# Exercise aim
Entries follow. Set all of them down as they stand.

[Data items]
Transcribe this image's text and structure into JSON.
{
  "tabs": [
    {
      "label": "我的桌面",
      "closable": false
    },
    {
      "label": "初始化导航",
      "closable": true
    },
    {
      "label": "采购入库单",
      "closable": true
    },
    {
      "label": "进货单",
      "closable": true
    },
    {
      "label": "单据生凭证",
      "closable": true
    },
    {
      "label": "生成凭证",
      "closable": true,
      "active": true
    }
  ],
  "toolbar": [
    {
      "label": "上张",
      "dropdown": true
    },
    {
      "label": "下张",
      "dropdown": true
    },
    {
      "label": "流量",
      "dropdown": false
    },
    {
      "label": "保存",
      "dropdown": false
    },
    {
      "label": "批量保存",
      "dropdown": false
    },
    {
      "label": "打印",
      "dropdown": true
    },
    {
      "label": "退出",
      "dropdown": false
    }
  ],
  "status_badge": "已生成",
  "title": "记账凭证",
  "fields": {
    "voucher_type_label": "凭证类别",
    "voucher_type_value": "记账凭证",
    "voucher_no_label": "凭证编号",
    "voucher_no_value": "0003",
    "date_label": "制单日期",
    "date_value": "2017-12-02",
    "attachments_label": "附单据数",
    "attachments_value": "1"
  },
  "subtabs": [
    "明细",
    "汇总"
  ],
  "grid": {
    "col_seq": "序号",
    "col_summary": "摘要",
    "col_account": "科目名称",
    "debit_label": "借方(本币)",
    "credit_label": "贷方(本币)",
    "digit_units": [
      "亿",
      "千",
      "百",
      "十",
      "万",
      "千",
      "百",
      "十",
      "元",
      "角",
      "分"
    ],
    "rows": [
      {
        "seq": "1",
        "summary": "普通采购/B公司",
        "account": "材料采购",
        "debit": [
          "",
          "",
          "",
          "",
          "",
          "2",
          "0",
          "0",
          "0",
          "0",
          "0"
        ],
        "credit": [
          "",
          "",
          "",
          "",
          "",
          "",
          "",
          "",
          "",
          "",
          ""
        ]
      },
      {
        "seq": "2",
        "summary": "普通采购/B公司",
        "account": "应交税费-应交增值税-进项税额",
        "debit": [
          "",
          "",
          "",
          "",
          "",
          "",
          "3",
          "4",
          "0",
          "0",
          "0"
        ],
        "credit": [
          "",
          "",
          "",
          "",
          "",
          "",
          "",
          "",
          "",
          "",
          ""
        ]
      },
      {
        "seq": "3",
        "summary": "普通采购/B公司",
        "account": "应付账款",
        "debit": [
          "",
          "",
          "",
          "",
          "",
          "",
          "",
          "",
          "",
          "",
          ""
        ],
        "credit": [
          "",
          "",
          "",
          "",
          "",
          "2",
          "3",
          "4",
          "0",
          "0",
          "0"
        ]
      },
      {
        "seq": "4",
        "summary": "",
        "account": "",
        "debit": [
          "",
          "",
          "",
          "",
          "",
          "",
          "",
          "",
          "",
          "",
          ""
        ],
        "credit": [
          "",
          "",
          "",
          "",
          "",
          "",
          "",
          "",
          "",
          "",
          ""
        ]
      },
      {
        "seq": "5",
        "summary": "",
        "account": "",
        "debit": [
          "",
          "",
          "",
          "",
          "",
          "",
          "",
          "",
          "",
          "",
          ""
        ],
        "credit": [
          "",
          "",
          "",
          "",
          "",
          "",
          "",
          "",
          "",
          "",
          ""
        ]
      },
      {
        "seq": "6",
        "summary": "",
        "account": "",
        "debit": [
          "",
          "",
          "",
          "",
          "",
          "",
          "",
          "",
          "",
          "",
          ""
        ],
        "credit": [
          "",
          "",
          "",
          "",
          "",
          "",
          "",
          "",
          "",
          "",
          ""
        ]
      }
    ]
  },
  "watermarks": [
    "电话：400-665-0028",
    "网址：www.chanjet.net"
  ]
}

# Written answer
Transcribe this image's text and structure into JSON.
{
  "tabs": [
    {
      "label": "我的桌面",
      "closable": false
    },
    {
      "label": "初始化导航",
      "closable": true
    },
    {
      "label": "采购入库单",
      "closable": true
    },
    {
      "label": "进货单",
      "closable": true
    },
    {
      "label": "单据生凭证",
      "closable": true
    },
    {
      "label": "生成凭证",
      "closable": true,
      "active": true
    }
  ],
  "toolbar": [
    {
      "label": "上张",
      "dropdown": true
    },
    {
      "label": "下张",
      "dropdown": true
    },
    {
      "label": "流量",
      "dropdown": false
    },
    {
      "label": "保存",
      "dropdown": false
    },
    {
      "label": "批量保存",
      "dropdown": false
    },
    {
      "label": "打印",
      "dropdown": true
    },
    {
      "label": "退出",
      "dropdown": false
    }
  ],
  "status_badge": "已生成",
  "title": "记账凭证",
  "fields": {
    "voucher_type_label": "凭证类别",
    "voucher_type_value": "记账凭证",
    "voucher_no_label": "凭证编号",
    "voucher_no_value": "0003",
    "date_label": "制单日期",
    "date_value": "2017-12-02",
    "attachments_label": "附单据数",
    "attachments_value": "1"
  },
  "subtabs": [
    "明细",
    "汇总"
  ],
  "grid": {
    "col_seq": "序号",
    "col_summary": "摘要",
    "col_account": "科目名称",
    "debit_label": "借方(本币)",
    "credit_label": "贷方(本币)",
    "digit_units": [
      "亿",
      "千",
      "百",
      "十",
      "万",
      "千",
      "百",
      "十",
      "元",
      "角",
      "分"
    ],
    "rows": [
      {
        "seq": "1",
        "summary": "普通采购/B公司",
        "account": "材料采购",
        "debit": [
          "",
          "",
          "",
          "",
          "",
          "2",
          "0",
          "0",
          "0",
          "0",
          "0"
        ],
        "credit": [
          "",
          "",
          "",
          "",
          "",
          "",
          "",
          "",
          "",
          "",
          ""
        ]
      },
      {
        "seq": "2",
        "summary": "普通采购/B公司",
        "account": "应交税费-应交增值税-进项税额",
        "debit": [
          "",
          "",
          "",
          "",
          "",
          "",
          "3",
          "4",
          "0",
          "0",
          "0"
        ],
        "credit": [
          "",
          "",
          "",
          "",
          "",
          "",
          "",
          "",
          "",
          "",
          ""
        ]
      },
      {
        "seq": "3",
        "summary": "普通采购/B公司",
        "account": "应付账款",
        "debit": [
          "",
          "",
          "",
          "",
          "",
          "",
          "",
          "",
          "",
          "",
          ""
        ],
        "credit": [
          "",
          "",
          "",
          "",
          "",
          "2",
          "3",
          "4",
          "0",
          "0",
          "0"
        ]
      },
      {
        "seq": "4",
        "summary": "",
        "account": "",
        "debit": [
          "",
          "",
          "",
          "",
          "",
          "",
          "",
          "",
          "",
          "",
          ""
        ],
        "credit": [
          "",
          "",
          "",
          "",
          "",
          "",
          "",
          "",
          "",
          "",
          ""
        ]
      },
      {
        "seq": "5",
        "summary": "",
        "account": "",
        "debit": [
          "",
          "",
          "",
          "",
          "",
          "",
          "",
          "",
          "",
          "",
          ""
        ],
        "credit": [
          "",
          "",
          "",
          "",
          "",
          "",
          "",
          "",
          "",
          "",
          ""
        ]
      },
      {
        "seq": "6",
        "summary": "",
        "account": "",
        "debit": [
          "",
          "",
          "",
          "",
          "",
          "",
          "",
          "",
          "",
          "",
          ""
        ],
        "credit": [
          "",
          "",
          "",
          "",
          "",
          "",
          "",
          "",
          "",
          "",
          ""
        ]
      }
    ]
  },
  "watermarks": [
    "电话：400-665-0028",
    "网址：www.chanjet.net"
  ]
}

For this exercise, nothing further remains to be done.